WHAT IS EXPECTED >> Pull each line holding the word "page" from the data.

(Data records)
· · ·

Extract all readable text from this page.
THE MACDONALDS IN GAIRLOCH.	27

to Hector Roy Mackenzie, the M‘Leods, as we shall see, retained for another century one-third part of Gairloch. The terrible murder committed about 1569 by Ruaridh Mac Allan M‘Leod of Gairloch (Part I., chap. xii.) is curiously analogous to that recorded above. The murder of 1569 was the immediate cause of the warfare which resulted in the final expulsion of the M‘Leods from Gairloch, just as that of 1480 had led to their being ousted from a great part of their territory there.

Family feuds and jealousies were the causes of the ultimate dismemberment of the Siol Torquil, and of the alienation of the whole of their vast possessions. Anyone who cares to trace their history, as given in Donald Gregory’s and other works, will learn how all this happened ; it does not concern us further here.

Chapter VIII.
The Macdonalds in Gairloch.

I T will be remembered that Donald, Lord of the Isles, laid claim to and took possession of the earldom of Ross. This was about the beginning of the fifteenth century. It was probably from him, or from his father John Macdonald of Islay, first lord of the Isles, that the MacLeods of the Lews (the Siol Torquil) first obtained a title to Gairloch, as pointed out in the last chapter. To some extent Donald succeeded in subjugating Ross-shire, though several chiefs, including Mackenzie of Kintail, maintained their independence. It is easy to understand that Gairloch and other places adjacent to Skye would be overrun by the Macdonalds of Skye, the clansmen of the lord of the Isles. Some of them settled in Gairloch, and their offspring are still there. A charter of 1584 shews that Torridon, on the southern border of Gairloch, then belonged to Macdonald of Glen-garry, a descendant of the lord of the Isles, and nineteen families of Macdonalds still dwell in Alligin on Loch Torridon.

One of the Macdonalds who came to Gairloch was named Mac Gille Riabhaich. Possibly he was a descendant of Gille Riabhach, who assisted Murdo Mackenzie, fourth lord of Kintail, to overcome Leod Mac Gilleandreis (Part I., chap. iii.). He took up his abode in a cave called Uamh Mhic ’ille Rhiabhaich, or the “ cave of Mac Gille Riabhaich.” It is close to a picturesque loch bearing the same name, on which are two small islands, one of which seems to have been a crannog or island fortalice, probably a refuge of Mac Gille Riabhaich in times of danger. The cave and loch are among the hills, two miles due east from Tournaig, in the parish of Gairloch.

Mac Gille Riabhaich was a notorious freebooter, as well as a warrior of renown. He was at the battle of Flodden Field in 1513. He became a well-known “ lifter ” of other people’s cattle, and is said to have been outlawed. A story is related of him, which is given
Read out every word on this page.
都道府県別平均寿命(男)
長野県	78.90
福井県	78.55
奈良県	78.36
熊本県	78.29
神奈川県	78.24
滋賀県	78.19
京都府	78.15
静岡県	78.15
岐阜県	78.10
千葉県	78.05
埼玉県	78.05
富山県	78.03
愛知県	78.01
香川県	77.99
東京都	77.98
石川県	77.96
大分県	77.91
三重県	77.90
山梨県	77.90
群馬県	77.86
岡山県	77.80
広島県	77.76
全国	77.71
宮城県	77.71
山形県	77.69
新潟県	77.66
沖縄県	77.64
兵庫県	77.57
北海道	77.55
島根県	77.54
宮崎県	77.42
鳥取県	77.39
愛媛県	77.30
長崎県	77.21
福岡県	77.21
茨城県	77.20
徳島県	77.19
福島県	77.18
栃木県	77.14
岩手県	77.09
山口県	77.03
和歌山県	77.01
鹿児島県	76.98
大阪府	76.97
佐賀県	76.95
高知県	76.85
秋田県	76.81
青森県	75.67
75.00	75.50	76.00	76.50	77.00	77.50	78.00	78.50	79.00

· · ·

FINAL ANSWER >>
Extract all readable text from this page.
Read out every word on this page.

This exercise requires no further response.